• [WHAT YOU WILL DO]
Leave out the pictures, then reproduce the rest of the material exactly.
** Begin **
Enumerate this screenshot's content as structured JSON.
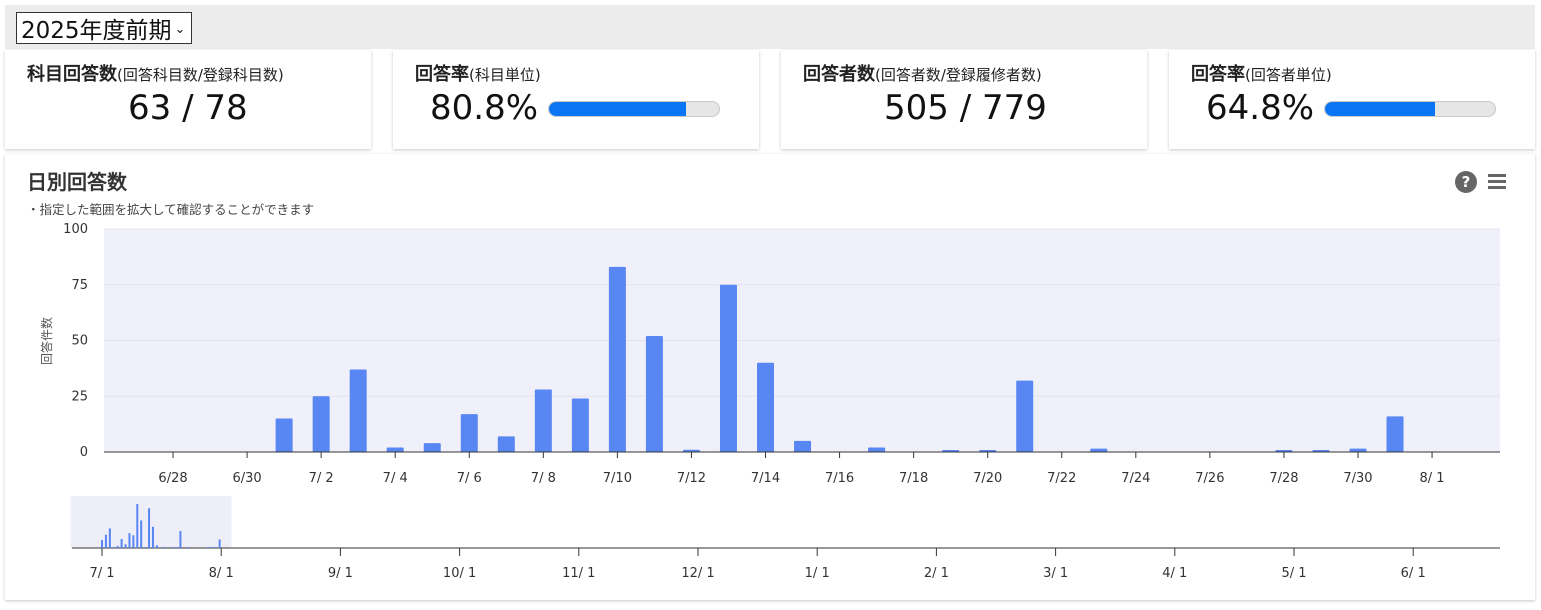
{
  "term": {
    "selected": "2025年度前期"
  },
  "cards": [
    {
      "title": "科目回答数",
      "subtitle": "(回答科目数/登録科目数)",
      "value": "63 / 78"
    },
    {
      "title": "回答率",
      "subtitle": "(科目単位)",
      "value": "80.8%",
      "progress": 0.808
    },
    {
      "title": "回答者数",
      "subtitle": "(回答者数/登録履修者数)",
      "value": "505 / 779"
    },
    {
      "title": "回答率",
      "subtitle": "(回答者単位)",
      "value": "64.8%",
      "progress": 0.648
    }
  ],
  "chart": {
    "title": "日別回答数",
    "subtitle": "・指定した範囲を拡大して確認することができます",
    "help_icon": "question-circle-icon",
    "menu_icon": "hamburger-menu-icon"
  },
  "chart_data": {
    "type": "bar",
    "ylabel": "回答件数",
    "ylim": [
      0,
      100
    ],
    "yticks": [
      "0",
      "25",
      "50",
      "75",
      "100"
    ],
    "grid": true,
    "bar_color": "#5886f2",
    "x": [
      "6/27",
      "6/28",
      "6/29",
      "6/30",
      "7/1",
      "7/2",
      "7/3",
      "7/4",
      "7/5",
      "7/6",
      "7/7",
      "7/8",
      "7/9",
      "7/10",
      "7/11",
      "7/12",
      "7/13",
      "7/14",
      "7/15",
      "7/16",
      "7/17",
      "7/18",
      "7/19",
      "7/20",
      "7/21",
      "7/22",
      "7/23",
      "7/24",
      "7/25",
      "7/26",
      "7/27",
      "7/28",
      "7/29",
      "7/30",
      "7/31",
      "8/1",
      "8/2"
    ],
    "values": [
      0,
      0,
      0,
      0,
      15,
      25,
      37,
      2,
      4,
      17,
      7,
      28,
      24,
      83,
      52,
      1,
      75,
      40,
      5,
      0,
      2,
      0,
      0.5,
      0.5,
      32,
      0,
      1.5,
      0,
      0,
      0,
      0,
      0.5,
      0.5,
      1.5,
      16,
      0,
      0
    ],
    "xticks": [
      "6/28",
      "6/30",
      "7/ 2",
      "7/ 4",
      "7/ 6",
      "7/ 8",
      "7/10",
      "7/12",
      "7/14",
      "7/16",
      "7/18",
      "7/20",
      "7/22",
      "7/24",
      "7/26",
      "7/28",
      "7/30",
      "8/ 1"
    ],
    "navigator": {
      "xticks": [
        "7/ 1",
        "8/ 1",
        "9/ 1",
        "10/ 1",
        "11/ 1",
        "12/ 1",
        "1/ 1",
        "2/ 1",
        "3/ 1",
        "4/ 1",
        "5/ 1",
        "6/ 1"
      ],
      "range_start": "6/27",
      "range_end": "8/2"
    }
  }
}
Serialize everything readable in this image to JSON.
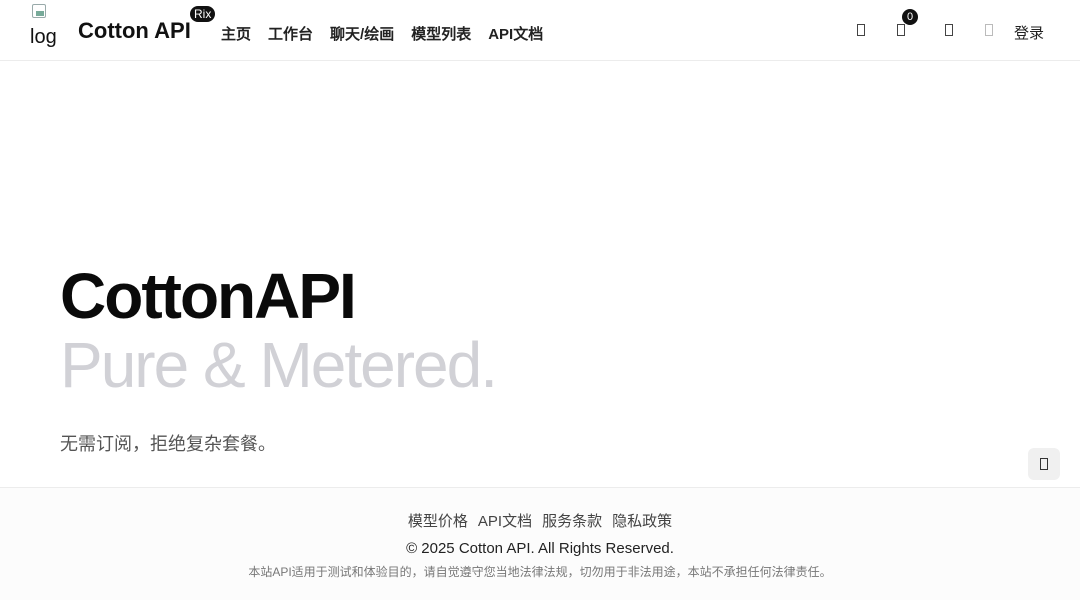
{
  "header": {
    "logo_alt": "log",
    "brand": "Cotton API",
    "brand_badge": "Rix",
    "nav": [
      "主页",
      "工作台",
      "聊天/绘画",
      "模型列表",
      "API文档"
    ],
    "icons": [
      "theme-icon",
      "bell-icon",
      "language-icon",
      "user-icon"
    ],
    "notification_count": "0",
    "login": "登录"
  },
  "hero": {
    "title": "CottonAPI",
    "subtitle": "Pure & Metered.",
    "description": "无需订阅，拒绝复杂套餐。"
  },
  "footer": {
    "links": [
      "模型价格",
      "API文档",
      "服务条款",
      "隐私政策"
    ],
    "copyright": "© 2025 Cotton API. All Rights Reserved.",
    "disclaimer": "本站API适用于测试和体验目的，请自觉遵守您当地法律法规，切勿用于非法用途，本站不承担任何法律责任。"
  },
  "colors": {
    "accent": "#111111",
    "subtitle": "#d1d1d6",
    "border": "#ececec"
  }
}
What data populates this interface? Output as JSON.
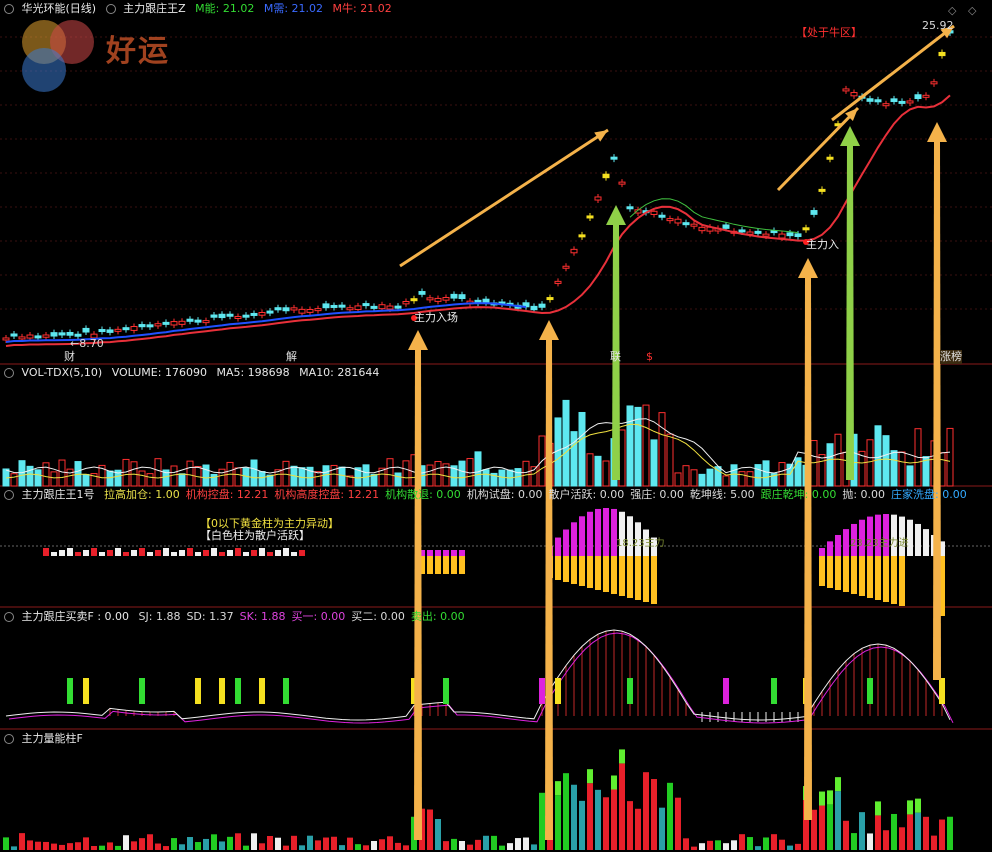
** End **
• [RESULT FOR THIS EXERCISE]
Enumerate this screenshot's content as structured JSON.
{
  "term": {
    "selected": "2025年度前期"
  },
  "cards": [
    {
      "title": "科目回答数",
      "subtitle": "(回答科目数/登録科目数)",
      "value": "63 / 78"
    },
    {
      "title": "回答率",
      "subtitle": "(科目単位)",
      "value": "80.8%",
      "progress": 0.808
    },
    {
      "title": "回答者数",
      "subtitle": "(回答者数/登録履修者数)",
      "value": "505 / 779"
    },
    {
      "title": "回答率",
      "subtitle": "(回答者単位)",
      "value": "64.8%",
      "progress": 0.648
    }
  ],
  "chart": {
    "title": "日別回答数",
    "subtitle": "・指定した範囲を拡大して確認することができます",
    "help_icon": "question-circle-icon",
    "menu_icon": "hamburger-menu-icon"
  },
  "chart_data": {
    "type": "bar",
    "ylabel": "回答件数",
    "ylim": [
      0,
      100
    ],
    "yticks": [
      "0",
      "25",
      "50",
      "75",
      "100"
    ],
    "grid": true,
    "bar_color": "#5886f2",
    "x": [
      "6/27",
      "6/28",
      "6/29",
      "6/30",
      "7/1",
      "7/2",
      "7/3",
      "7/4",
      "7/5",
      "7/6",
      "7/7",
      "7/8",
      "7/9",
      "7/10",
      "7/11",
      "7/12",
      "7/13",
      "7/14",
      "7/15",
      "7/16",
      "7/17",
      "7/18",
      "7/19",
      "7/20",
      "7/21",
      "7/22",
      "7/23",
      "7/24",
      "7/25",
      "7/26",
      "7/27",
      "7/28",
      "7/29",
      "7/30",
      "7/31",
      "8/1",
      "8/2"
    ],
    "values": [
      0,
      0,
      0,
      0,
      15,
      25,
      37,
      2,
      4,
      17,
      7,
      28,
      24,
      83,
      52,
      1,
      75,
      40,
      5,
      0,
      2,
      0,
      0.5,
      0.5,
      32,
      0,
      1.5,
      0,
      0,
      0,
      0,
      0.5,
      0.5,
      1.5,
      16,
      0,
      0
    ],
    "xticks": [
      "6/28",
      "6/30",
      "7/ 2",
      "7/ 4",
      "7/ 6",
      "7/ 8",
      "7/10",
      "7/12",
      "7/14",
      "7/16",
      "7/18",
      "7/20",
      "7/22",
      "7/24",
      "7/26",
      "7/28",
      "7/30",
      "8/ 1"
    ],
    "navigator": {
      "xticks": [
        "7/ 1",
        "8/ 1",
        "9/ 1",
        "10/ 1",
        "11/ 1",
        "12/ 1",
        "1/ 1",
        "2/ 1",
        "3/ 1",
        "4/ 1",
        "5/ 1",
        "6/ 1"
      ],
      "range_start": "6/27",
      "range_end": "8/2"
    }
  }
}
Serialize everything readable in this image to JSON.
{
  "header": {
    "logo_alt": "log",
    "brand": "Cotton API",
    "brand_badge": "Rix",
    "nav": [
      "主页",
      "工作台",
      "聊天/绘画",
      "模型列表",
      "API文档"
    ],
    "icons": [
      "theme-icon",
      "bell-icon",
      "language-icon",
      "user-icon"
    ],
    "notification_count": "0",
    "login": "登录"
  },
  "hero": {
    "title": "CottonAPI",
    "subtitle": "Pure & Metered.",
    "description": "无需订阅，拒绝复杂套餐。"
  },
  "footer": {
    "links": [
      "模型价格",
      "API文档",
      "服务条款",
      "隐私政策"
    ],
    "copyright": "© 2025 Cotton API. All Rights Reserved.",
    "disclaimer": "本站API适用于测试和体验目的，请自觉遵守您当地法律法规，切勿用于非法用途，本站不承担任何法律责任。"
  },
  "colors": {
    "accent": "#111111",
    "subtitle": "#d1d1d6",
    "border": "#ececec"
  }
}
What data populates this interface? Output as JSON.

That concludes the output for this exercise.